**Data records**
• • • •
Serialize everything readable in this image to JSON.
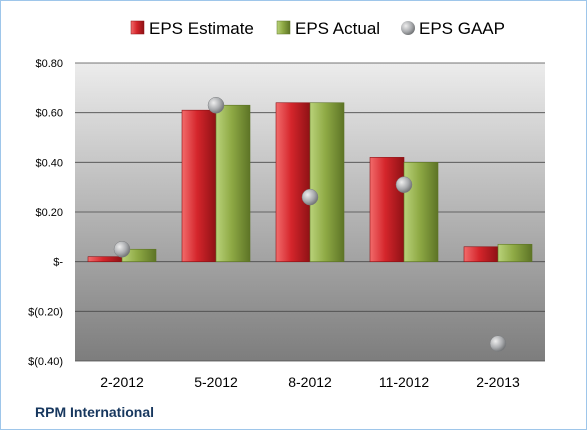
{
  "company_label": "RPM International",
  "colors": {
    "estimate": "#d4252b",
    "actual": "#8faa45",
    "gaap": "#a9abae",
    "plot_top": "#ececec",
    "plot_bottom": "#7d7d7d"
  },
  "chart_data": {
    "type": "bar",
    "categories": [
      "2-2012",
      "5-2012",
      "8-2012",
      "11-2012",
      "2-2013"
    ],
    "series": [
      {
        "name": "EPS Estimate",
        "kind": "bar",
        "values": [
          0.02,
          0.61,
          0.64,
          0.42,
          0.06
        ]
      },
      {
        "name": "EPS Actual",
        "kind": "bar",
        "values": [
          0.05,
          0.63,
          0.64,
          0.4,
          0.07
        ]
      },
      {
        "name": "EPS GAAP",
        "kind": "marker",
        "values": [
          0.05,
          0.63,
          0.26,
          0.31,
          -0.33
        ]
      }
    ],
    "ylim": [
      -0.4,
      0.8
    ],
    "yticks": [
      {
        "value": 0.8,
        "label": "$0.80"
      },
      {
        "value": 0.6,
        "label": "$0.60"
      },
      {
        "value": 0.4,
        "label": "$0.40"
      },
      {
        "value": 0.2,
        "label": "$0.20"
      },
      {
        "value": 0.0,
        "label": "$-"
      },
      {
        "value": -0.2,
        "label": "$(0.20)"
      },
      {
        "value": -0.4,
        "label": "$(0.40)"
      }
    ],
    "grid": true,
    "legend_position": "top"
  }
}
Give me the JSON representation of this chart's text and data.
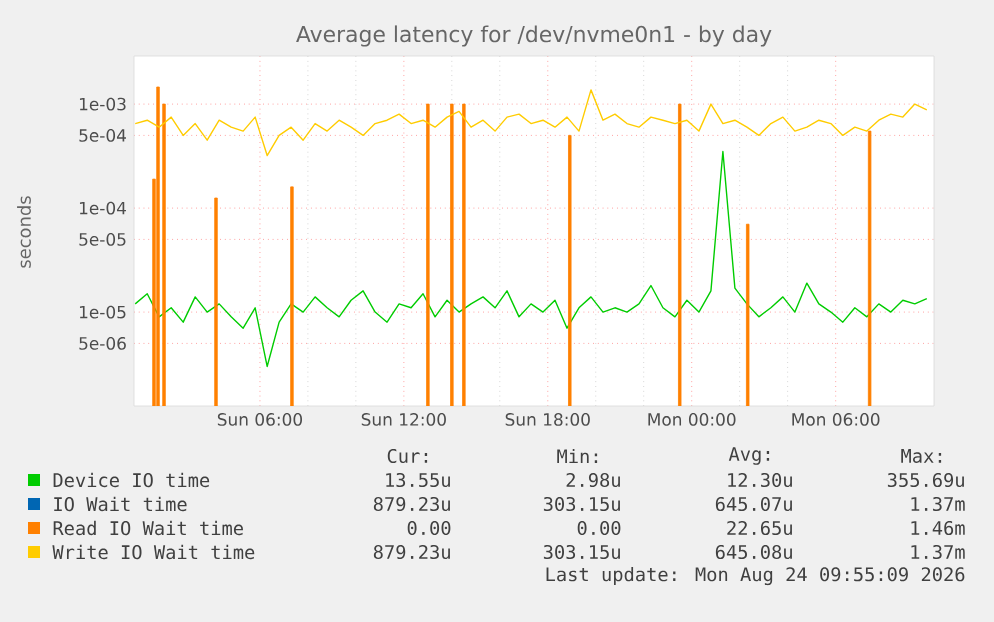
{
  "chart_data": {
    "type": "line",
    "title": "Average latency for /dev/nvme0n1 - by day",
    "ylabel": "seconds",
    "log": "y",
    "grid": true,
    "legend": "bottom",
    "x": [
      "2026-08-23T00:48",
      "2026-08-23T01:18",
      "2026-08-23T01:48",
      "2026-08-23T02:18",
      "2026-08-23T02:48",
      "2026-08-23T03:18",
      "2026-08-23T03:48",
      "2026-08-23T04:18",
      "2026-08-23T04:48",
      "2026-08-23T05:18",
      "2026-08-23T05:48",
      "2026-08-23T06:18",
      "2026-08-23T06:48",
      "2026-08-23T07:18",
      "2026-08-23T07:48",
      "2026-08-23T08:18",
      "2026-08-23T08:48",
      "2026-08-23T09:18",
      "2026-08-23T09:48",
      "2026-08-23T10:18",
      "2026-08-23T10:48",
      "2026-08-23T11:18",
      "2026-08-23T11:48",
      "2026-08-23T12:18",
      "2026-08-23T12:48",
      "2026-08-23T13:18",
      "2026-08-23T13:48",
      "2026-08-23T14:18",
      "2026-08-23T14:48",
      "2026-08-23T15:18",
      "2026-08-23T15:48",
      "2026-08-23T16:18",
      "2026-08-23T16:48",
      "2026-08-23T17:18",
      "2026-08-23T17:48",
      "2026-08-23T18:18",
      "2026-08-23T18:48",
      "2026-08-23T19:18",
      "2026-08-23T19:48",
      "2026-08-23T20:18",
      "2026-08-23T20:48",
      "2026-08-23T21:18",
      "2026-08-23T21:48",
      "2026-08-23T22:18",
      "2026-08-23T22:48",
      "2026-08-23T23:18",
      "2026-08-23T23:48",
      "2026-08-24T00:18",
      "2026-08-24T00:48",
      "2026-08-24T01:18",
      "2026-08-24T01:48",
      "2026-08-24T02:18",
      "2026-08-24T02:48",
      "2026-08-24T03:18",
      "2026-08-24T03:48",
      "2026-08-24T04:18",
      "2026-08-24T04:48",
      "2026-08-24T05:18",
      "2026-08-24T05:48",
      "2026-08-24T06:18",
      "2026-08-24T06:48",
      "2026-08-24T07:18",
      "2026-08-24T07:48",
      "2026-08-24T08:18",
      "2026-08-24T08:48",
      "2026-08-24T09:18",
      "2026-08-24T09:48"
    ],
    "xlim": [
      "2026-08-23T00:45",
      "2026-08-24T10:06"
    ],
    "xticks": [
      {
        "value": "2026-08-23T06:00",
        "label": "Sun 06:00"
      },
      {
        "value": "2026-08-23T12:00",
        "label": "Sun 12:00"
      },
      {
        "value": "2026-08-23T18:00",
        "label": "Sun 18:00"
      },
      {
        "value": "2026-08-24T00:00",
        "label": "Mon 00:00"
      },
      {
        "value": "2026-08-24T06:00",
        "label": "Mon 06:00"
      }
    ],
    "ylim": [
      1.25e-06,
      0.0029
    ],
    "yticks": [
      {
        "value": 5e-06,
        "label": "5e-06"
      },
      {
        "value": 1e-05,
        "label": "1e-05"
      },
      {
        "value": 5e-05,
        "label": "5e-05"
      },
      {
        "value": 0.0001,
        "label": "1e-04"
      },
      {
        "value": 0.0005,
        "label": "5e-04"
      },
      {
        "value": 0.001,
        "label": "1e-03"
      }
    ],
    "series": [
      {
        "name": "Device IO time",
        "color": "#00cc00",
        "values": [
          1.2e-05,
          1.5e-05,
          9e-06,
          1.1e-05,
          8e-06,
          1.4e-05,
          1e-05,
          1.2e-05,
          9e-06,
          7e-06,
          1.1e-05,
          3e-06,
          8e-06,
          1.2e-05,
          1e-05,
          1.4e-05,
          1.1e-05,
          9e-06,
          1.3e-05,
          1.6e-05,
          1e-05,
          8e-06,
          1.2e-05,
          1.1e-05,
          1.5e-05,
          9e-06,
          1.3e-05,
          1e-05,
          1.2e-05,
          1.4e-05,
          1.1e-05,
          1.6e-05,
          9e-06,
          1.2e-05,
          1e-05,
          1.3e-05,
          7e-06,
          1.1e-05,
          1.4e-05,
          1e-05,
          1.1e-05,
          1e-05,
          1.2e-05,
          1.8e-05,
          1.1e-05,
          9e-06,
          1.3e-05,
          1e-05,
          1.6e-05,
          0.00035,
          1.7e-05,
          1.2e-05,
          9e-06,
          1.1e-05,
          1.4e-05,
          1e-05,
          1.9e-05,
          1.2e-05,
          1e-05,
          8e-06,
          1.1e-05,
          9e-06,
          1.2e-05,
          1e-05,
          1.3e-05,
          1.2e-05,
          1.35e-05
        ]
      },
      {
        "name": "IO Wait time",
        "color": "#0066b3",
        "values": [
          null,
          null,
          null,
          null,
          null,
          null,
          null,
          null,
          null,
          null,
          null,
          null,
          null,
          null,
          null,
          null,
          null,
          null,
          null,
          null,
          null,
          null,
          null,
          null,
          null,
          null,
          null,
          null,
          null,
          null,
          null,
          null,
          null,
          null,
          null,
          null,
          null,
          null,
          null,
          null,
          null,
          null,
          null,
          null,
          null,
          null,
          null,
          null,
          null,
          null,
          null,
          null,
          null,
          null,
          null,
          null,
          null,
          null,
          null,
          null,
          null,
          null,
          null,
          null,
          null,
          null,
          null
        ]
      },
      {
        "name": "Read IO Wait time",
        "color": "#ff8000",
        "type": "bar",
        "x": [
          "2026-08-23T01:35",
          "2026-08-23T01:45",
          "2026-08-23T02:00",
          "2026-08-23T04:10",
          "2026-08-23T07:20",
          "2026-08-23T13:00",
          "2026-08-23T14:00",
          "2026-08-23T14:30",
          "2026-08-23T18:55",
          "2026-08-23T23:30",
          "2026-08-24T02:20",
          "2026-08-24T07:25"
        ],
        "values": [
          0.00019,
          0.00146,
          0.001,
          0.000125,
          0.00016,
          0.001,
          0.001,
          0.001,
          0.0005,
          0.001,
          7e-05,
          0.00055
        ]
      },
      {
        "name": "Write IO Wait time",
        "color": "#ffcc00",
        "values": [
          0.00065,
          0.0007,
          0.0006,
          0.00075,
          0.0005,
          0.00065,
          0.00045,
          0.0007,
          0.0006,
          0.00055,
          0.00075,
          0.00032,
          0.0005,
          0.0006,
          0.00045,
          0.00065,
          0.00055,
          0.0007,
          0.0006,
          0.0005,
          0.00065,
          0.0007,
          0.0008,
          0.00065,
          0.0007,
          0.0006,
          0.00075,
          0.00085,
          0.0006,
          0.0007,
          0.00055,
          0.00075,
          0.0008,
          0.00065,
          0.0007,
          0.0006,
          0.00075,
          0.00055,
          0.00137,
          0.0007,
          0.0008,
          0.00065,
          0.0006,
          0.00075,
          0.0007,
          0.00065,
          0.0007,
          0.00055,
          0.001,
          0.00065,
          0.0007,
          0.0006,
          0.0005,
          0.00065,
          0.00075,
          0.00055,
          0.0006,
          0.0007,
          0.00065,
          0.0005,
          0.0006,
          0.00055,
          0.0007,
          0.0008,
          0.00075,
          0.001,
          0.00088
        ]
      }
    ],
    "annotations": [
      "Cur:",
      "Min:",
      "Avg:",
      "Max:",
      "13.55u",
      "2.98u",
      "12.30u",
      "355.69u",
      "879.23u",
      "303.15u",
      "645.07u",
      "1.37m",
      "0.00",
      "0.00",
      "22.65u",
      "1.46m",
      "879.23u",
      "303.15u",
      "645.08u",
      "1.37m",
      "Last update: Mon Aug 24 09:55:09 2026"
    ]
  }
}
• • • •
**Task instructions**
Gather up every line from the listing above in which the word "name" occurs.

**Response**
        "name": "EPS Estimate",
        "name": "EPS Actual",
        "name": "EPS GAAP",
        "name": "Device IO time",
        "name": "IO Wait time",
        "name": "Read IO Wait time",
        "name": "Write IO Wait time",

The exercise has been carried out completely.